Figure content listings:
··········
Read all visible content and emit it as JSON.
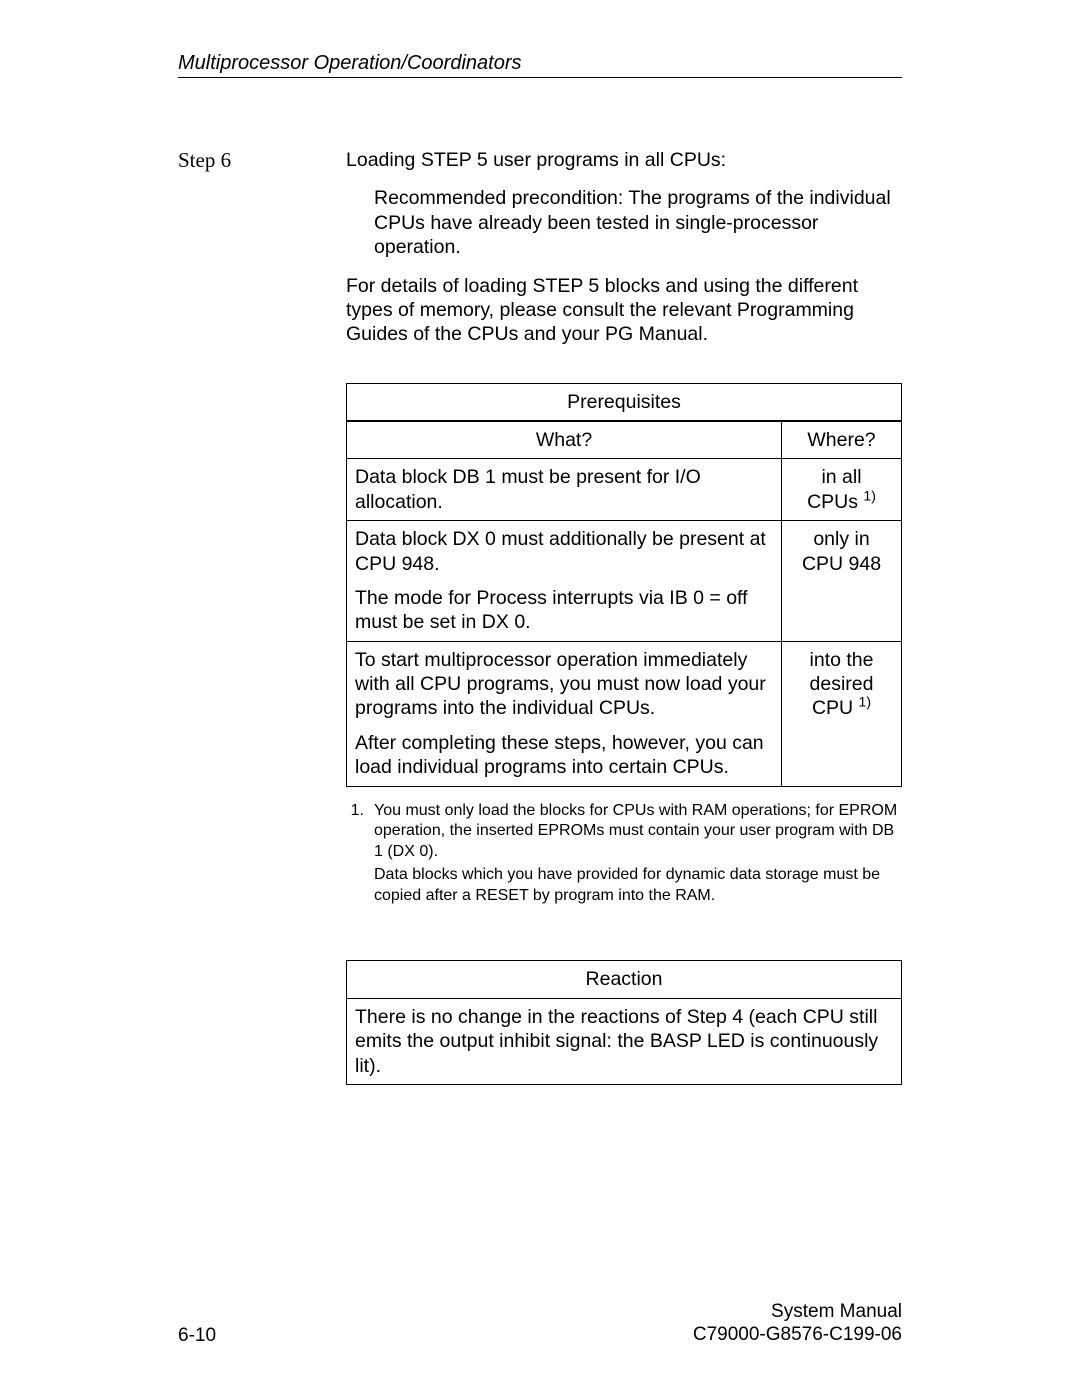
{
  "header": {
    "title": "Multiprocessor Operation/Coordinators"
  },
  "step": {
    "label": "Step 6"
  },
  "intro": {
    "p1": "Loading STEP 5 user programs in all CPUs:",
    "p2": "Recommended precondition: The programs of the individual CPUs have already been tested in single-processor operation.",
    "p3": "For details of loading STEP 5 blocks and using the different types of memory, please consult the relevant Programming Guides of the CPUs and your PG Manual."
  },
  "prereq": {
    "title": "Prerequisites",
    "col1": "What?",
    "col2": "Where?",
    "rows": [
      {
        "what_parts": {
          "a": "Data block DB 1 must",
          "b": " be present for I/O allocation."
        },
        "where": {
          "line1": "in all",
          "line2_pre": "CPUs ",
          "sup": "1)"
        }
      },
      {
        "what_parts": {
          "a": "Data block DX 0 must ",
          "b": "additionally",
          "c": " be present at CPU 948.",
          "d_pre": "The mode for ",
          "d_mid": "Process interrupts via IB 0 = off",
          "d_post": " must be set in DX 0."
        },
        "where": {
          "line1": "only in",
          "line2": "CPU 948"
        }
      },
      {
        "what_parts": {
          "e": "To start multiprocessor operation immediately with all CPU programs, you must now load your programs into the individual CPUs.",
          "f": "After completing these steps, however, you can load individual programs into certain CPUs."
        },
        "where": {
          "line1": "into the",
          "line2": "desired",
          "line3_pre": "CPU ",
          "sup": "1)"
        }
      }
    ]
  },
  "footnote": {
    "num": "1",
    "l1": "You must only load the blocks for CPUs with RAM operations; for EPROM operation, the inserted EPROMs must contain your user program with DB 1 (DX 0).",
    "l2": "Data blocks which you have provided for dynamic data storage must be copied after a RESET by program into the RAM."
  },
  "reaction": {
    "title": "Reaction",
    "body_pre": "There is ",
    "body_mid": "no",
    "body_post": " change in the reactions of Step 4 (each CPU still emits the output inhibit signal: the BASP LED is continuously lit)."
  },
  "footer": {
    "left": "6-10",
    "right1": "System Manual",
    "right2": "C79000-G8576-C199-06"
  }
}
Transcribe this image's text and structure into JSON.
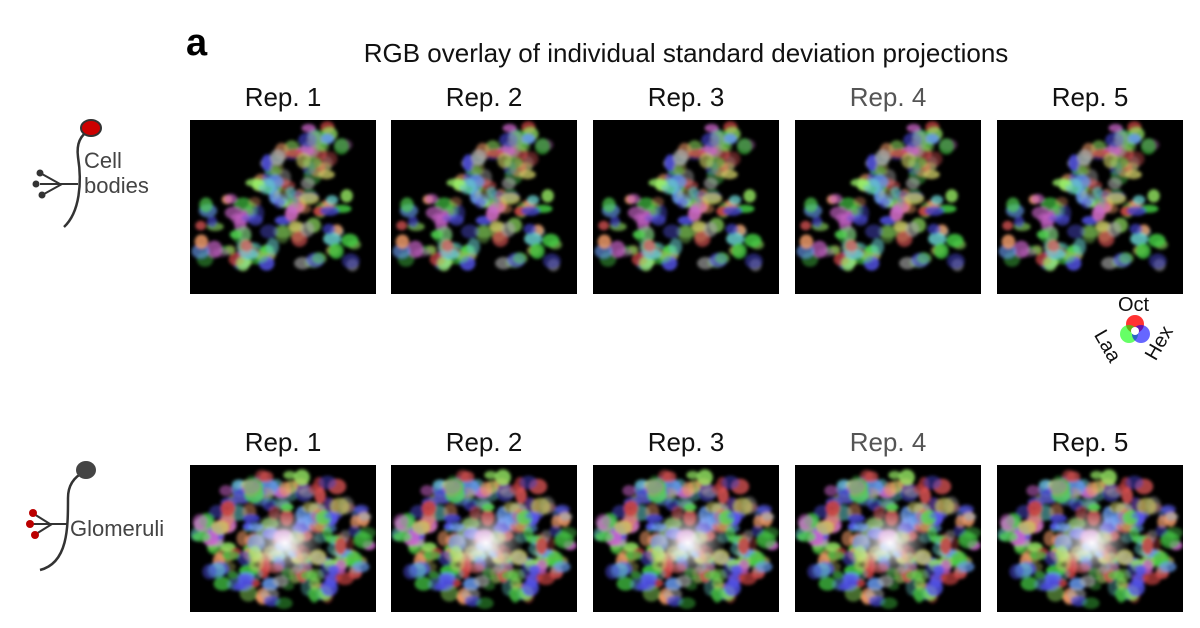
{
  "panel_label": "a",
  "title": "RGB overlay of individual standard deviation projections",
  "rows": [
    {
      "label": "Cell bodies",
      "panels": [
        "Rep. 1",
        "Rep. 2",
        "Rep. 3",
        "Rep. 4",
        "Rep. 5"
      ]
    },
    {
      "label": "Glomeruli",
      "panels": [
        "Rep. 1",
        "Rep. 2",
        "Rep. 3",
        "Rep. 4",
        "Rep. 5"
      ]
    }
  ],
  "legend": {
    "top": "Oct",
    "left": "Laa",
    "right": "Hex"
  }
}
··········
§ TASK OBJECTIVE: From the line that holds "Transcribe this image's" to the last line of the records, please copy each line exactly and nothing else. Pictures stay out.

§ TASK ANSWER:
Transcribe this image's text and structure into JSON.
{
  "panel_label": "a",
  "title": "RGB overlay of individual standard deviation projections",
  "rows": [
    {
      "label": "Cell bodies",
      "panels": [
        "Rep. 1",
        "Rep. 2",
        "Rep. 3",
        "Rep. 4",
        "Rep. 5"
      ]
    },
    {
      "label": "Glomeruli",
      "panels": [
        "Rep. 1",
        "Rep. 2",
        "Rep. 3",
        "Rep. 4",
        "Rep. 5"
      ]
    }
  ],
  "legend": {
    "top": "Oct",
    "left": "Laa",
    "right": "Hex"
  }
}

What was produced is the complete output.